───── PROVIDED RECORDS

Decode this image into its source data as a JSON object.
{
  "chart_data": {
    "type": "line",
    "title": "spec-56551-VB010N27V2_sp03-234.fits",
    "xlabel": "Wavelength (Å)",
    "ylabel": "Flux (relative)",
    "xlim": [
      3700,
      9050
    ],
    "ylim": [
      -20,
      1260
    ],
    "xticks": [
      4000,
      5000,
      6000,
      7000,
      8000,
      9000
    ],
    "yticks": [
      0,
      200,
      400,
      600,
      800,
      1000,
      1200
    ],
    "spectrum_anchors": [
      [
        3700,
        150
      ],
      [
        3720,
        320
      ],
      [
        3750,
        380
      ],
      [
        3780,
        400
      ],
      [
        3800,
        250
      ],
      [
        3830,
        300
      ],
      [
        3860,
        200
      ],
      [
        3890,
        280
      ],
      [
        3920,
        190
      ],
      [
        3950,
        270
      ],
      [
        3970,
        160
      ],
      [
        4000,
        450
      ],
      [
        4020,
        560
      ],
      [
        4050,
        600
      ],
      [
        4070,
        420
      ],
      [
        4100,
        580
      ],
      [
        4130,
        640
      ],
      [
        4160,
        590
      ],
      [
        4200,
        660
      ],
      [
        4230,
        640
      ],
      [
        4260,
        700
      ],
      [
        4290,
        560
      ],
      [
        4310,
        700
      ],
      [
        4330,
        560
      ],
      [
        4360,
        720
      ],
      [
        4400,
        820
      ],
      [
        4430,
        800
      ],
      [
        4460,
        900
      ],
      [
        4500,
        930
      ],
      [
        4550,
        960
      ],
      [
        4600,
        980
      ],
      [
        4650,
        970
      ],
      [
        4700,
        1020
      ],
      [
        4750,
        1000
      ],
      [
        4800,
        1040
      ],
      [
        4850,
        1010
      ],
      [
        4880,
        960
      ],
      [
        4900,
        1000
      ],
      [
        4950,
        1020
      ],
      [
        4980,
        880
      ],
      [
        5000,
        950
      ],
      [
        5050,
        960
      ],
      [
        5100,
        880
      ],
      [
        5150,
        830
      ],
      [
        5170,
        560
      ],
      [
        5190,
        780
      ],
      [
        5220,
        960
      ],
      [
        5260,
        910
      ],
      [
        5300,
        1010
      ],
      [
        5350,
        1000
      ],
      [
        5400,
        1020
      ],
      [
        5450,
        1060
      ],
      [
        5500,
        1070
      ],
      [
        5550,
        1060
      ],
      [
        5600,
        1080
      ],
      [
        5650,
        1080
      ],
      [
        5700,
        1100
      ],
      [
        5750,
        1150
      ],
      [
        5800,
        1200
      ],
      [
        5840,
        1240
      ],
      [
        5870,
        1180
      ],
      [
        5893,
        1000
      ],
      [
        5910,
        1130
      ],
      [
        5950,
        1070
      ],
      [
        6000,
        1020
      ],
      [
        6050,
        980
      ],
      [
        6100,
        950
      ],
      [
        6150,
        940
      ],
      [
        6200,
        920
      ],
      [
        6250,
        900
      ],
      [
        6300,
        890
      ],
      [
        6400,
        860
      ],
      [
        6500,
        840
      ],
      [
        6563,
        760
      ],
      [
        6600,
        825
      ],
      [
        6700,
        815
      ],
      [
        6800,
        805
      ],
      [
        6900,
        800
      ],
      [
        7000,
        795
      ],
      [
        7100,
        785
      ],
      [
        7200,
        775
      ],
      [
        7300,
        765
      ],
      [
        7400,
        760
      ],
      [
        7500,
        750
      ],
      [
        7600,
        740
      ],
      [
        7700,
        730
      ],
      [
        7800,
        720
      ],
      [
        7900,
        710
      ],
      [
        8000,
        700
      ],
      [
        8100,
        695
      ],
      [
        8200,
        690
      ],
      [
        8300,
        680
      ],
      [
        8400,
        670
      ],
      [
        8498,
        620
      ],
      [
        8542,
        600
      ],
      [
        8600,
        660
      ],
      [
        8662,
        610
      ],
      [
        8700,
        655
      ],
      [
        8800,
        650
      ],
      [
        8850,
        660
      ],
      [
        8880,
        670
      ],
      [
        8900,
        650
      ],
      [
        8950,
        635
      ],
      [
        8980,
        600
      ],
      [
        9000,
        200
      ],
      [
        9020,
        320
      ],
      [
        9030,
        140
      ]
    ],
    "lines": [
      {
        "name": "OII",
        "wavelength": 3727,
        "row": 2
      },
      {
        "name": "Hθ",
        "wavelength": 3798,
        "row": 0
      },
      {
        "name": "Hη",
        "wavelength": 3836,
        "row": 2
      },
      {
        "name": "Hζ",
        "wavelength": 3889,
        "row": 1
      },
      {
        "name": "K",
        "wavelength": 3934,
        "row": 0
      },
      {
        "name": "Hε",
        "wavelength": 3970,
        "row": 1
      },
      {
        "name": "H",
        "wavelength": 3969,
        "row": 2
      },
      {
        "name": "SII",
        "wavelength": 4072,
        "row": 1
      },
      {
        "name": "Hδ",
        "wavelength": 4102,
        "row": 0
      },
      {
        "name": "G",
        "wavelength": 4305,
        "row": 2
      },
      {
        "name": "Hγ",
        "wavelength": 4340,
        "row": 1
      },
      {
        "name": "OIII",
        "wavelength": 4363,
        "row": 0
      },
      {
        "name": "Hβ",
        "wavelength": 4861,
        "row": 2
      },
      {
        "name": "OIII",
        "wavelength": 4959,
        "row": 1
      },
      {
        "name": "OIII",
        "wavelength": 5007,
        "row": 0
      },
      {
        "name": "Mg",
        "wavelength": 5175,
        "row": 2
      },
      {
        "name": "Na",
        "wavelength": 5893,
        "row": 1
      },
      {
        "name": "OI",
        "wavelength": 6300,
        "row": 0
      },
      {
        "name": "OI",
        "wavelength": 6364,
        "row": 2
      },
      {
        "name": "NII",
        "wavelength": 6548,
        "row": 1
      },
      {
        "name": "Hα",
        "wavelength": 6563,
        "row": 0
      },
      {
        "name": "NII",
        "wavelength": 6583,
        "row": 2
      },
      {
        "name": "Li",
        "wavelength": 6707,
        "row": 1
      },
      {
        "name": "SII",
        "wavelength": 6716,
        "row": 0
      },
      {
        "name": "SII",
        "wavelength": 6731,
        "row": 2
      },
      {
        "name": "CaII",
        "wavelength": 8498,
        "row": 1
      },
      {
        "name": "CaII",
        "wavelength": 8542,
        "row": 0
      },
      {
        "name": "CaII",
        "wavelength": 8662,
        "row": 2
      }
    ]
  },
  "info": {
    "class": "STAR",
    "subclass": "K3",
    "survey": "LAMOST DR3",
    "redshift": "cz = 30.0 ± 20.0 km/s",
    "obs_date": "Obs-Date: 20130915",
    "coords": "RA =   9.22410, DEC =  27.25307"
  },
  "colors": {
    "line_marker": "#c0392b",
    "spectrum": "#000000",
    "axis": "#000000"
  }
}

──────────

■ EXERCISE PROMPT: Retype the whole listing above exactly.

■ ANSWER TO THIS TASK:
Decode this image into its source data as a JSON object.
{
  "chart_data": {
    "type": "line",
    "title": "spec-56551-VB010N27V2_sp03-234.fits",
    "xlabel": "Wavelength (Å)",
    "ylabel": "Flux (relative)",
    "xlim": [
      3700,
      9050
    ],
    "ylim": [
      -20,
      1260
    ],
    "xticks": [
      4000,
      5000,
      6000,
      7000,
      8000,
      9000
    ],
    "yticks": [
      0,
      200,
      400,
      600,
      800,
      1000,
      1200
    ],
    "spectrum_anchors": [
      [
        3700,
        150
      ],
      [
        3720,
        320
      ],
      [
        3750,
        380
      ],
      [
        3780,
        400
      ],
      [
        3800,
        250
      ],
      [
        3830,
        300
      ],
      [
        3860,
        200
      ],
      [
        3890,
        280
      ],
      [
        3920,
        190
      ],
      [
        3950,
        270
      ],
      [
        3970,
        160
      ],
      [
        4000,
        450
      ],
      [
        4020,
        560
      ],
      [
        4050,
        600
      ],
      [
        4070,
        420
      ],
      [
        4100,
        580
      ],
      [
        4130,
        640
      ],
      [
        4160,
        590
      ],
      [
        4200,
        660
      ],
      [
        4230,
        640
      ],
      [
        4260,
        700
      ],
      [
        4290,
        560
      ],
      [
        4310,
        700
      ],
      [
        4330,
        560
      ],
      [
        4360,
        720
      ],
      [
        4400,
        820
      ],
      [
        4430,
        800
      ],
      [
        4460,
        900
      ],
      [
        4500,
        930
      ],
      [
        4550,
        960
      ],
      [
        4600,
        980
      ],
      [
        4650,
        970
      ],
      [
        4700,
        1020
      ],
      [
        4750,
        1000
      ],
      [
        4800,
        1040
      ],
      [
        4850,
        1010
      ],
      [
        4880,
        960
      ],
      [
        4900,
        1000
      ],
      [
        4950,
        1020
      ],
      [
        4980,
        880
      ],
      [
        5000,
        950
      ],
      [
        5050,
        960
      ],
      [
        5100,
        880
      ],
      [
        5150,
        830
      ],
      [
        5170,
        560
      ],
      [
        5190,
        780
      ],
      [
        5220,
        960
      ],
      [
        5260,
        910
      ],
      [
        5300,
        1010
      ],
      [
        5350,
        1000
      ],
      [
        5400,
        1020
      ],
      [
        5450,
        1060
      ],
      [
        5500,
        1070
      ],
      [
        5550,
        1060
      ],
      [
        5600,
        1080
      ],
      [
        5650,
        1080
      ],
      [
        5700,
        1100
      ],
      [
        5750,
        1150
      ],
      [
        5800,
        1200
      ],
      [
        5840,
        1240
      ],
      [
        5870,
        1180
      ],
      [
        5893,
        1000
      ],
      [
        5910,
        1130
      ],
      [
        5950,
        1070
      ],
      [
        6000,
        1020
      ],
      [
        6050,
        980
      ],
      [
        6100,
        950
      ],
      [
        6150,
        940
      ],
      [
        6200,
        920
      ],
      [
        6250,
        900
      ],
      [
        6300,
        890
      ],
      [
        6400,
        860
      ],
      [
        6500,
        840
      ],
      [
        6563,
        760
      ],
      [
        6600,
        825
      ],
      [
        6700,
        815
      ],
      [
        6800,
        805
      ],
      [
        6900,
        800
      ],
      [
        7000,
        795
      ],
      [
        7100,
        785
      ],
      [
        7200,
        775
      ],
      [
        7300,
        765
      ],
      [
        7400,
        760
      ],
      [
        7500,
        750
      ],
      [
        7600,
        740
      ],
      [
        7700,
        730
      ],
      [
        7800,
        720
      ],
      [
        7900,
        710
      ],
      [
        8000,
        700
      ],
      [
        8100,
        695
      ],
      [
        8200,
        690
      ],
      [
        8300,
        680
      ],
      [
        8400,
        670
      ],
      [
        8498,
        620
      ],
      [
        8542,
        600
      ],
      [
        8600,
        660
      ],
      [
        8662,
        610
      ],
      [
        8700,
        655
      ],
      [
        8800,
        650
      ],
      [
        8850,
        660
      ],
      [
        8880,
        670
      ],
      [
        8900,
        650
      ],
      [
        8950,
        635
      ],
      [
        8980,
        600
      ],
      [
        9000,
        200
      ],
      [
        9020,
        320
      ],
      [
        9030,
        140
      ]
    ],
    "lines": [
      {
        "name": "OII",
        "wavelength": 3727,
        "row": 2
      },
      {
        "name": "Hθ",
        "wavelength": 3798,
        "row": 0
      },
      {
        "name": "Hη",
        "wavelength": 3836,
        "row": 2
      },
      {
        "name": "Hζ",
        "wavelength": 3889,
        "row": 1
      },
      {
        "name": "K",
        "wavelength": 3934,
        "row": 0
      },
      {
        "name": "Hε",
        "wavelength": 3970,
        "row": 1
      },
      {
        "name": "H",
        "wavelength": 3969,
        "row": 2
      },
      {
        "name": "SII",
        "wavelength": 4072,
        "row": 1
      },
      {
        "name": "Hδ",
        "wavelength": 4102,
        "row": 0
      },
      {
        "name": "G",
        "wavelength": 4305,
        "row": 2
      },
      {
        "name": "Hγ",
        "wavelength": 4340,
        "row": 1
      },
      {
        "name": "OIII",
        "wavelength": 4363,
        "row": 0
      },
      {
        "name": "Hβ",
        "wavelength": 4861,
        "row": 2
      },
      {
        "name": "OIII",
        "wavelength": 4959,
        "row": 1
      },
      {
        "name": "OIII",
        "wavelength": 5007,
        "row": 0
      },
      {
        "name": "Mg",
        "wavelength": 5175,
        "row": 2
      },
      {
        "name": "Na",
        "wavelength": 5893,
        "row": 1
      },
      {
        "name": "OI",
        "wavelength": 6300,
        "row": 0
      },
      {
        "name": "OI",
        "wavelength": 6364,
        "row": 2
      },
      {
        "name": "NII",
        "wavelength": 6548,
        "row": 1
      },
      {
        "name": "Hα",
        "wavelength": 6563,
        "row": 0
      },
      {
        "name": "NII",
        "wavelength": 6583,
        "row": 2
      },
      {
        "name": "Li",
        "wavelength": 6707,
        "row": 1
      },
      {
        "name": "SII",
        "wavelength": 6716,
        "row": 0
      },
      {
        "name": "SII",
        "wavelength": 6731,
        "row": 2
      },
      {
        "name": "CaII",
        "wavelength": 8498,
        "row": 1
      },
      {
        "name": "CaII",
        "wavelength": 8542,
        "row": 0
      },
      {
        "name": "CaII",
        "wavelength": 8662,
        "row": 2
      }
    ]
  },
  "info": {
    "class": "STAR",
    "subclass": "K3",
    "survey": "LAMOST DR3",
    "redshift": "cz = 30.0 ± 20.0 km/s",
    "obs_date": "Obs-Date: 20130915",
    "coords": "RA =   9.22410, DEC =  27.25307"
  },
  "colors": {
    "line_marker": "#c0392b",
    "spectrum": "#000000",
    "axis": "#000000"
  }
}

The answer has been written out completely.